• _Work to complete_: Copy the lines below verbatim, all of them, but leave out the pictures.

• _Raw records_:
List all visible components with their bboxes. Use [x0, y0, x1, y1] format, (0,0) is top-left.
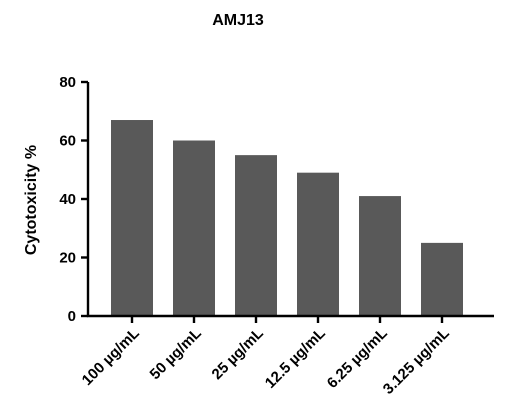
- bar-3: [235, 155, 277, 316]
- bar-4: [297, 172, 339, 316]
- bars: [111, 120, 463, 317]
- y-tick-label: 0: [68, 308, 76, 325]
- x-tick-label: 12.5 µg/mL: [262, 325, 329, 392]
- bar-1: [111, 120, 153, 317]
- x-tick-label: 6.25 µg/mL: [324, 325, 391, 392]
- bar-5: [359, 196, 401, 316]
- y-tick-label: 80: [59, 74, 76, 91]
- y-tick-label: 60: [59, 133, 76, 150]
- y-tick-label: 40: [59, 191, 76, 208]
- bar-2: [173, 140, 215, 316]
- axes: [86, 82, 494, 318]
- x-tick-label: 25 µg/mL: [209, 325, 267, 383]
- x-tick-label: 3.125 µg/mL: [380, 325, 453, 398]
- y-axis-ticks: 0 20 40 60 80: [59, 74, 88, 325]
- x-tick-label: 50 µg/mL: [147, 325, 205, 383]
- x-tick-label: 100 µg/mL: [79, 325, 143, 389]
- y-tick-label: 20: [59, 250, 76, 267]
- chart-title: AMJ13: [212, 12, 264, 29]
- y-axis-label: Cytotoxicity %: [23, 145, 40, 255]
- bar-6: [421, 242, 463, 316]
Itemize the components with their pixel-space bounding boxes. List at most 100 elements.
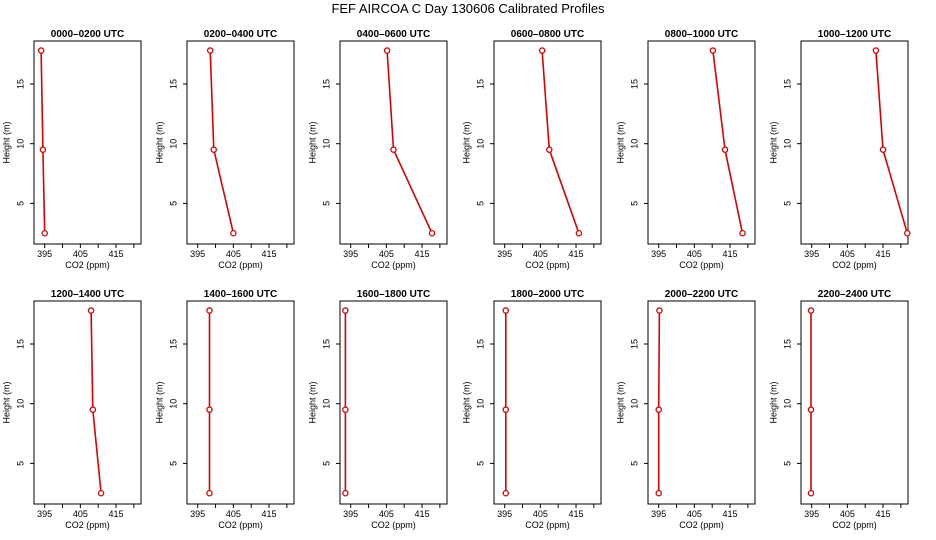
x-axis-label: CO2 (ppm) — [218, 520, 263, 530]
y-axis-label: Height (m) — [615, 381, 625, 423]
panel-frame — [186, 300, 295, 505]
y-tick-label: 15 — [629, 79, 639, 89]
data-point — [538, 47, 546, 54]
data-point — [383, 47, 391, 54]
y-tick-label: 5 — [782, 201, 792, 206]
data-point — [428, 230, 436, 237]
x-tick-label: 395 — [343, 509, 358, 519]
data-point — [89, 406, 97, 413]
data-point — [721, 146, 729, 153]
x-tick-label: 405 — [840, 509, 855, 519]
x-tick-label: 395 — [804, 249, 819, 259]
y-tick-label: 10 — [15, 139, 25, 149]
panel-frame — [186, 40, 295, 245]
data-point — [342, 406, 349, 413]
y-tick-label: 5 — [321, 201, 331, 206]
profile-line — [541, 50, 580, 234]
data-point — [807, 490, 815, 497]
y-axis-label: Height (m) — [461, 121, 471, 163]
y-tick-label: 10 — [168, 399, 178, 409]
x-axis-label: CO2 (ppm) — [679, 260, 724, 270]
x-tick-label: 395 — [190, 509, 205, 519]
data-point — [656, 307, 663, 314]
y-axis-label: Height (m) — [768, 121, 778, 163]
data-point — [87, 307, 95, 314]
x-axis-label: CO2 (ppm) — [832, 260, 877, 270]
x-axis-label: CO2 (ppm) — [65, 520, 110, 530]
y-axis-label: Height (m) — [1, 121, 11, 163]
y-tick-label: 5 — [475, 201, 485, 206]
y-tick-label: 15 — [321, 79, 331, 89]
x-tick-label: 395 — [37, 249, 52, 259]
y-tick-label: 15 — [15, 339, 25, 349]
x-axis-label: CO2 (ppm) — [218, 260, 263, 270]
x-axis-label: CO2 (ppm) — [371, 260, 416, 270]
y-tick-label: 15 — [15, 79, 25, 89]
y-tick-label: 15 — [168, 79, 178, 89]
data-point — [206, 307, 213, 314]
data-point — [206, 490, 213, 497]
x-tick-label: 415 — [109, 249, 124, 259]
x-tick-label: 395 — [37, 509, 52, 519]
data-point — [37, 47, 45, 54]
x-tick-label: 415 — [876, 249, 891, 259]
y-axis-label: Height (m) — [1, 381, 11, 423]
panel-title: 1600–1800 UTC — [357, 289, 430, 300]
panel-frame — [493, 40, 602, 245]
panel-title: 0000–0200 UTC — [51, 29, 124, 40]
y-tick-label: 15 — [168, 339, 178, 349]
panel-title: 0800–1000 UTC — [665, 29, 738, 40]
panel-title: 2200–2400 UTC — [818, 289, 891, 300]
x-tick-label: 415 — [569, 249, 584, 259]
x-tick-label: 395 — [804, 509, 819, 519]
data-point — [390, 146, 397, 153]
x-axis-label: CO2 (ppm) — [679, 520, 724, 530]
x-tick-label: 405 — [533, 249, 548, 259]
data-point — [230, 230, 237, 237]
panel-frame — [493, 300, 602, 505]
x-tick-label: 415 — [109, 509, 124, 519]
y-tick-label: 10 — [629, 399, 639, 409]
data-point — [502, 406, 510, 413]
panel-title: 1200–1400 UTC — [51, 289, 124, 300]
x-tick-label: 405 — [73, 249, 88, 259]
profile-line — [40, 50, 46, 234]
x-tick-label: 405 — [379, 509, 394, 519]
data-point — [575, 230, 583, 237]
data-point — [502, 490, 510, 497]
panel-title: 0600–0800 UTC — [511, 29, 584, 40]
y-tick-label: 5 — [15, 461, 25, 466]
y-tick-label: 10 — [168, 139, 178, 149]
y-tick-label: 5 — [475, 461, 485, 466]
y-tick-label: 15 — [782, 339, 792, 349]
x-tick-label: 415 — [723, 249, 738, 259]
x-axis-label: CO2 (ppm) — [832, 520, 877, 530]
data-point — [807, 307, 815, 314]
x-tick-label: 405 — [226, 509, 241, 519]
x-tick-label: 405 — [533, 509, 548, 519]
y-tick-label: 5 — [15, 201, 25, 206]
x-tick-label: 415 — [262, 249, 277, 259]
data-point — [739, 230, 746, 237]
data-point — [546, 146, 553, 153]
x-tick-label: 395 — [651, 249, 666, 259]
panel-frame — [339, 40, 448, 245]
x-tick-label: 395 — [343, 249, 358, 259]
data-point — [807, 406, 815, 413]
x-tick-label: 405 — [73, 509, 88, 519]
profile-line — [90, 310, 102, 494]
figure-title: FEF AIRCOA C Day 130606 Calibrated Profi… — [331, 1, 605, 16]
data-point — [342, 490, 349, 497]
y-axis-label: Height (m) — [461, 381, 471, 423]
y-tick-label: 5 — [321, 461, 331, 466]
y-tick-label: 10 — [782, 399, 792, 409]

• _Solved problem_:
List all visible components with their bboxes. Use [x0, y0, x1, y1] format, (0,0) is top-left.
- bar-3: [235, 155, 277, 316]
- bar-4: [297, 172, 339, 316]
- bars: [111, 120, 463, 317]
- y-tick-label: 0: [68, 308, 76, 325]
- x-tick-label: 12.5 µg/mL: [262, 325, 329, 392]
- bar-1: [111, 120, 153, 317]
- x-tick-label: 6.25 µg/mL: [324, 325, 391, 392]
- bar-5: [359, 196, 401, 316]
- y-tick-label: 80: [59, 74, 76, 91]
- y-tick-label: 60: [59, 133, 76, 150]
- y-tick-label: 40: [59, 191, 76, 208]
- bar-2: [173, 140, 215, 316]
- axes: [86, 82, 494, 318]
- x-tick-label: 25 µg/mL: [209, 325, 267, 383]
- x-tick-label: 3.125 µg/mL: [380, 325, 453, 398]
- y-axis-ticks: 0 20 40 60 80: [59, 74, 88, 325]
- x-tick-label: 50 µg/mL: [147, 325, 205, 383]
- x-tick-label: 100 µg/mL: [79, 325, 143, 389]
- y-tick-label: 20: [59, 250, 76, 267]
- chart-title: AMJ13: [212, 12, 264, 29]
- y-axis-label: Cytotoxicity %: [23, 145, 40, 255]
- bar-6: [421, 242, 463, 316]
Itemize the components with their pixel-space bounding boxes. List at most 100 elements.
x-axis-label: CO2 (ppm) — [218, 520, 263, 530]
y-axis-label: Height (m) — [615, 381, 625, 423]
panel-frame — [186, 300, 295, 505]
y-tick-label: 15 — [629, 79, 639, 89]
data-point — [538, 47, 546, 54]
data-point — [383, 47, 391, 54]
y-tick-label: 5 — [782, 201, 792, 206]
data-point — [428, 230, 436, 237]
x-tick-label: 395 — [343, 509, 358, 519]
data-point — [89, 406, 97, 413]
data-point — [721, 146, 729, 153]
x-tick-label: 405 — [840, 509, 855, 519]
x-tick-label: 395 — [804, 249, 819, 259]
y-tick-label: 10 — [15, 139, 25, 149]
panel-frame — [186, 40, 295, 245]
data-point — [342, 406, 349, 413]
y-tick-label: 5 — [321, 201, 331, 206]
profile-line — [541, 50, 580, 234]
data-point — [807, 490, 815, 497]
y-axis-label: Height (m) — [461, 121, 471, 163]
y-tick-label: 10 — [168, 399, 178, 409]
x-axis-label: CO2 (ppm) — [679, 260, 724, 270]
x-tick-label: 395 — [190, 509, 205, 519]
data-point — [656, 307, 663, 314]
y-axis-label: Height (m) — [768, 121, 778, 163]
data-point — [87, 307, 95, 314]
x-axis-label: CO2 (ppm) — [832, 260, 877, 270]
x-axis-label: CO2 (ppm) — [65, 520, 110, 530]
y-axis-label: Height (m) — [1, 121, 11, 163]
y-tick-label: 5 — [475, 201, 485, 206]
y-tick-label: 15 — [321, 79, 331, 89]
x-tick-label: 395 — [37, 249, 52, 259]
y-tick-label: 15 — [15, 339, 25, 349]
x-axis-label: CO2 (ppm) — [218, 260, 263, 270]
x-axis-label: CO2 (ppm) — [371, 260, 416, 270]
y-tick-label: 15 — [15, 79, 25, 89]
y-tick-label: 15 — [168, 79, 178, 89]
data-point — [206, 307, 213, 314]
data-point — [206, 490, 213, 497]
x-tick-label: 415 — [109, 249, 124, 259]
x-tick-label: 395 — [37, 509, 52, 519]
data-point — [37, 47, 45, 54]
x-tick-label: 415 — [876, 249, 891, 259]
y-axis-label: Height (m) — [1, 381, 11, 423]
panel-title: 1600–1800 UTC — [357, 289, 430, 300]
panel-frame — [493, 40, 602, 245]
panel-title: 0000–0200 UTC — [51, 29, 124, 40]
y-tick-label: 15 — [168, 339, 178, 349]
panel-title: 0800–1000 UTC — [665, 29, 738, 40]
panel-title: 2200–2400 UTC — [818, 289, 891, 300]
x-tick-label: 415 — [569, 249, 584, 259]
x-tick-label: 395 — [804, 509, 819, 519]
data-point — [390, 146, 397, 153]
x-axis-label: CO2 (ppm) — [679, 520, 724, 530]
x-tick-label: 405 — [533, 249, 548, 259]
data-point — [230, 230, 237, 237]
panel-frame — [493, 300, 602, 505]
x-tick-label: 415 — [109, 509, 124, 519]
y-tick-label: 10 — [629, 399, 639, 409]
data-point — [502, 406, 510, 413]
panel-title: 1200–1400 UTC — [51, 289, 124, 300]
x-tick-label: 405 — [73, 249, 88, 259]
profile-line — [40, 50, 46, 234]
x-tick-label: 405 — [379, 509, 394, 519]
data-point — [575, 230, 583, 237]
data-point — [502, 490, 510, 497]
panel-title: 0600–0800 UTC — [511, 29, 584, 40]
y-tick-label: 5 — [15, 461, 25, 466]
y-tick-label: 10 — [168, 139, 178, 149]
y-tick-label: 5 — [475, 461, 485, 466]
y-tick-label: 15 — [782, 339, 792, 349]
x-tick-label: 415 — [723, 249, 738, 259]
x-axis-label: CO2 (ppm) — [832, 520, 877, 530]
data-point — [807, 307, 815, 314]
x-tick-label: 405 — [226, 509, 241, 519]
x-tick-label: 405 — [533, 509, 548, 519]
y-tick-label: 5 — [15, 201, 25, 206]
x-tick-label: 415 — [262, 249, 277, 259]
data-point — [739, 230, 746, 237]
data-point — [546, 146, 553, 153]
x-tick-label: 395 — [651, 249, 666, 259]
panel-frame — [339, 40, 448, 245]
x-tick-label: 395 — [343, 249, 358, 259]
data-point — [807, 406, 815, 413]
x-tick-label: 405 — [73, 509, 88, 519]
profile-line — [90, 310, 102, 494]
figure-title: FEF AIRCOA C Day 130606 Calibrated Profi… — [331, 1, 605, 16]
data-point — [342, 490, 349, 497]
y-axis-label: Height (m) — [461, 381, 471, 423]
y-tick-label: 5 — [321, 461, 331, 466]
y-tick-label: 10 — [782, 399, 792, 409]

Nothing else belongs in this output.